Exercise objective:
Copy out each line of the data that holds the word "diuinæ".

— Begin Provided records —

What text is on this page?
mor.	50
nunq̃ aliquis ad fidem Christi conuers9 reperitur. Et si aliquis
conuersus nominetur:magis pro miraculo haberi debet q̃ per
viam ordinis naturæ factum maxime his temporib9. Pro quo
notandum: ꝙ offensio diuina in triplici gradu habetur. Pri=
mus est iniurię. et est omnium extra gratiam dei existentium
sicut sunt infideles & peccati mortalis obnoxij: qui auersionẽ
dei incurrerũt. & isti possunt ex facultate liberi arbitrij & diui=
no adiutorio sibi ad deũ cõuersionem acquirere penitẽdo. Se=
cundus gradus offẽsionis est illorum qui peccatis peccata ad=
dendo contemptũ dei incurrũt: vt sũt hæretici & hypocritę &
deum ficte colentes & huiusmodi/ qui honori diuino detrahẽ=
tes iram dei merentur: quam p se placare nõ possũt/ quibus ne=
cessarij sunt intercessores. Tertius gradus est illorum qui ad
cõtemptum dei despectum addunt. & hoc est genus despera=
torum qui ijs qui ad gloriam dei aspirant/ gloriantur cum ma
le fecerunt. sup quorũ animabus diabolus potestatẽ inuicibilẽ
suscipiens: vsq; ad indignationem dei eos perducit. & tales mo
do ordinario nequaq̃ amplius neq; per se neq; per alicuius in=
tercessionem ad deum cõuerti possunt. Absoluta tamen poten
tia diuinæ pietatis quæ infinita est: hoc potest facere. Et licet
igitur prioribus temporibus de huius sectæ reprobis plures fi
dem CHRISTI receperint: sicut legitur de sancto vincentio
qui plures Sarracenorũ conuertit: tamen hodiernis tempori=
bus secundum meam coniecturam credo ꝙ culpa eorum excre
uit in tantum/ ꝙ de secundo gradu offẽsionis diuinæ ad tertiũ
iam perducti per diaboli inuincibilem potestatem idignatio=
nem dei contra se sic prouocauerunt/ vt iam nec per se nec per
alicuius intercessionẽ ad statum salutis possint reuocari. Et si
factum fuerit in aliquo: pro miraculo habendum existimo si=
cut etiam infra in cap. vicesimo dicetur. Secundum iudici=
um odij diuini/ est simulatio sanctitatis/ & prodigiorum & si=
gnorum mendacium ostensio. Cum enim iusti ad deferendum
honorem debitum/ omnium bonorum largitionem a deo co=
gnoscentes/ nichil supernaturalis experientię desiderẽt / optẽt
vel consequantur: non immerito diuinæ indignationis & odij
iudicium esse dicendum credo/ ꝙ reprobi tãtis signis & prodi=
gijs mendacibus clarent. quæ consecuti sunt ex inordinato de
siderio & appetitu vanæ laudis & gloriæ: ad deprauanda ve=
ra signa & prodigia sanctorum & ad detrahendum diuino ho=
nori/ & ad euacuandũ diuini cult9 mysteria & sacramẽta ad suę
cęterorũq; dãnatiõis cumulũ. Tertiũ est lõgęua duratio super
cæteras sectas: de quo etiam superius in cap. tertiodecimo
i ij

— End Provided records —

Reply to the exercise:
tia diuinæ pietatis quæ infinita est: hoc potest facere. Et licet
uit in tantum/ ꝙ de secundo gradu offẽsionis diuinæ ad tertiũ
vel consequantur: non immerito diuinæ indignationis & odij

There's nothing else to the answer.